▶ **What you should do**
Copy all the entries below exactly, but not the pictures.

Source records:
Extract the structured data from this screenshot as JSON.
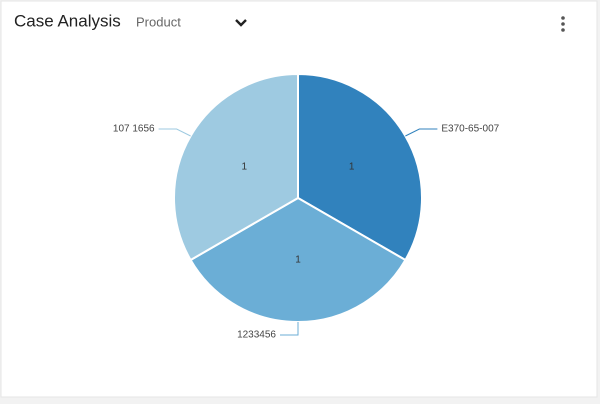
{
  "header": {
    "title": "Case Analysis",
    "dropdown": "Product"
  },
  "chart_data": {
    "type": "pie",
    "categories": [
      "E370-65-007",
      "1233456",
      "107 1656"
    ],
    "values": [
      1,
      1,
      1
    ],
    "colors": [
      "#3182bd",
      "#6baed6",
      "#9ecae1"
    ]
  }
}
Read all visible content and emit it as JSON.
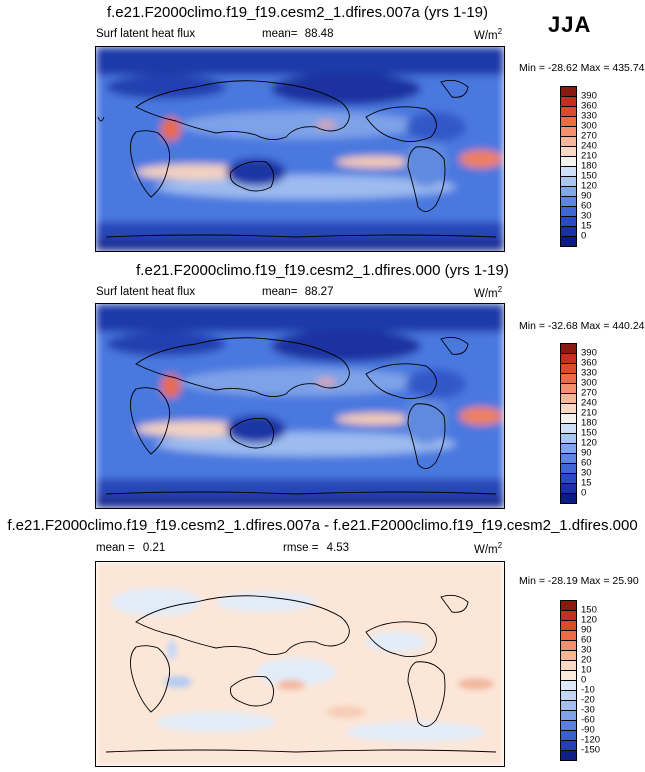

▶ **Complete output**
Extract the structured data from this screenshot as JSON.
{
  "header": {
    "title": "Case Analysis",
    "dropdown": "Product"
  },
  "chart_data": {
    "type": "pie",
    "categories": [
      "E370-65-007",
      "1233456",
      "107 1656"
    ],
    "values": [
      1,
      1,
      1
    ],
    "colors": [
      "#3182bd",
      "#6baed6",
      "#9ecae1"
    ]
  }
}
Read all visible content and emit it as JSON.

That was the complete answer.